▸ **OBJECTIVE**:
Each line of the listing must be transcribed exactly, except for the images, which should be excluded.

++++

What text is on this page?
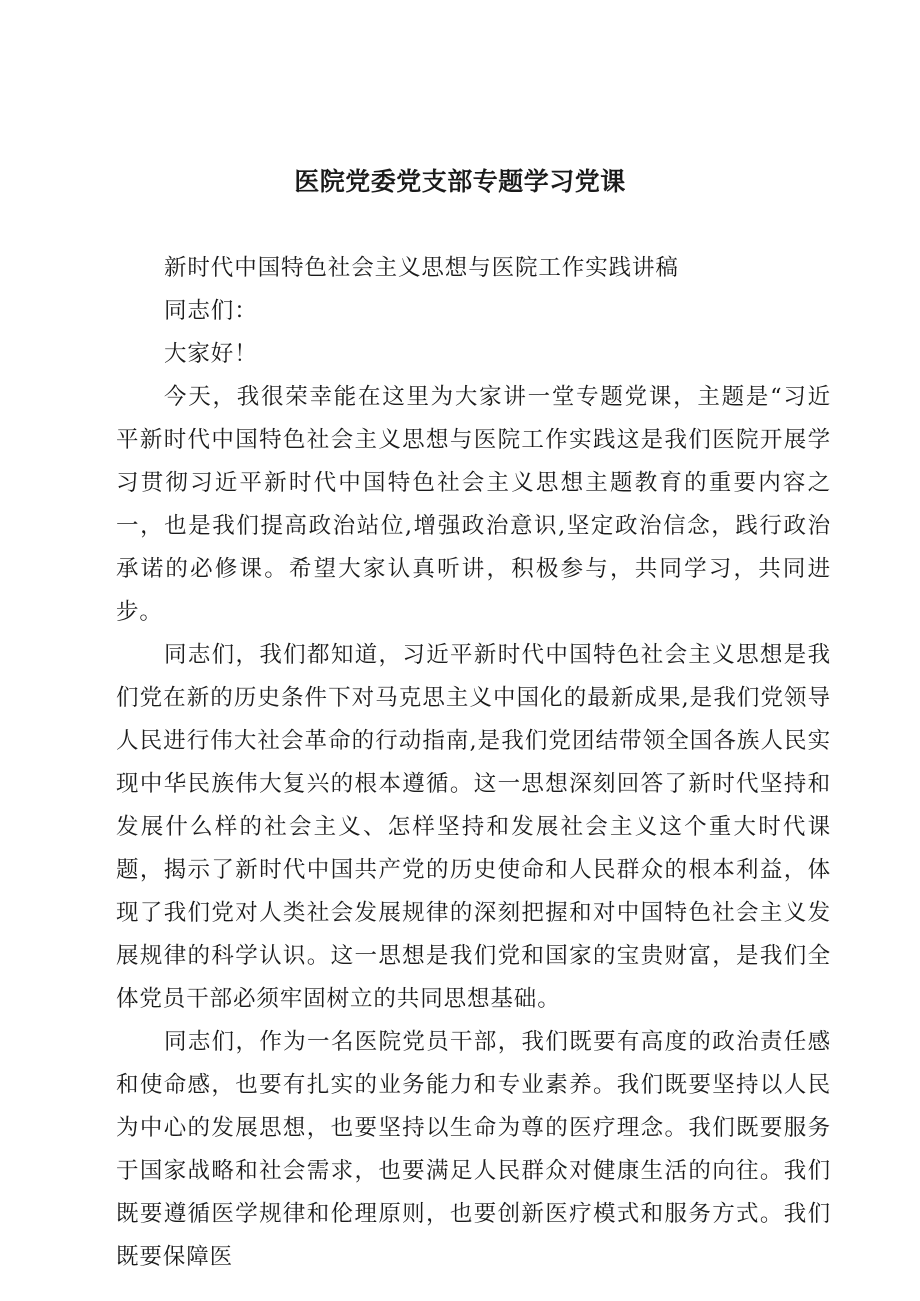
医院党委党支部专题学习党课

新时代中国特色社会主义思想与医院工作实践讲稿

同志们：

大家好！

今天，我很荣幸能在这里为大家讲一堂专题党课，主题是“习近平新时代中国特色社会主义思想与医院工作实践这是我们医院开展学习贯彻习近平新时代中国特色社会主义思想主题教育的重要内容之一，也是我们提高政治站位,增强政治意识,坚定政治信念，践行政治承诺的必修课。希望大家认真听讲，积极参与，共同学习，共同进步。

同志们，我们都知道，习近平新时代中国特色社会主义思想是我们党在新的历史条件下对马克思主义中国化的最新成果,是我们党领导人民进行伟大社会革命的行动指南,是我们党团结带领全国各族人民实现中华民族伟大复兴的根本遵循。这一思想深刻回答了新时代坚持和发展什么样的社会主义、怎样坚持和发展社会主义这个重大时代课题，揭示了新时代中国共产党的历史使命和人民群众的根本利益，体现了我们党对人类社会发展规律的深刻把握和对中国特色社会主义发展规律的科学认识。这一思想是我们党和国家的宝贵财富，是我们全体党员干部必须牢固树立的共同思想基础。

同志们，作为一名医院党员干部，我们既要有高度的政治责任感和使命感，也要有扎实的业务能力和专业素养。我们既要坚持以人民为中心的发展思想，也要坚持以生命为尊的医疗理念。我们既要服务于国家战略和社会需求，也要满足人民群众对健康生活的向往。我们既要遵循医学规律和伦理原则，也要创新医疗模式和服务方式。我们既要保障医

++++

▸ **PROBLEM SOLUTION**:
What text is on this page?
医院党委党支部专题学习党课

新时代中国特色社会主义思想与医院工作实践讲稿

同志们：

大家好！

今天，我很荣幸能在这里为大家讲一堂专题党课，主题是“习近平新时代中国特色社会主义思想与医院工作实践这是我们医院开展学习贯彻习近平新时代中国特色社会主义思想主题教育的重要内容之一，也是我们提高政治站位,增强政治意识,坚定政治信念，践行政治承诺的必修课。希望大家认真听讲，积极参与，共同学习，共同进步。

同志们，我们都知道，习近平新时代中国特色社会主义思想是我们党在新的历史条件下对马克思主义中国化的最新成果,是我们党领导人民进行伟大社会革命的行动指南,是我们党团结带领全国各族人民实现中华民族伟大复兴的根本遵循。这一思想深刻回答了新时代坚持和发展什么样的社会主义、怎样坚持和发展社会主义这个重大时代课题，揭示了新时代中国共产党的历史使命和人民群众的根本利益，体现了我们党对人类社会发展规律的深刻把握和对中国特色社会主义发展规律的科学认识。这一思想是我们党和国家的宝贵财富，是我们全体党员干部必须牢固树立的共同思想基础。

同志们，作为一名医院党员干部，我们既要有高度的政治责任感和使命感，也要有扎实的业务能力和专业素养。我们既要坚持以人民为中心的发展思想，也要坚持以生命为尊的医疗理念。我们既要服务于国家战略和社会需求，也要满足人民群众对健康生活的向往。我们既要遵循医学规律和伦理原则，也要创新医疗模式和服务方式。我们既要保障医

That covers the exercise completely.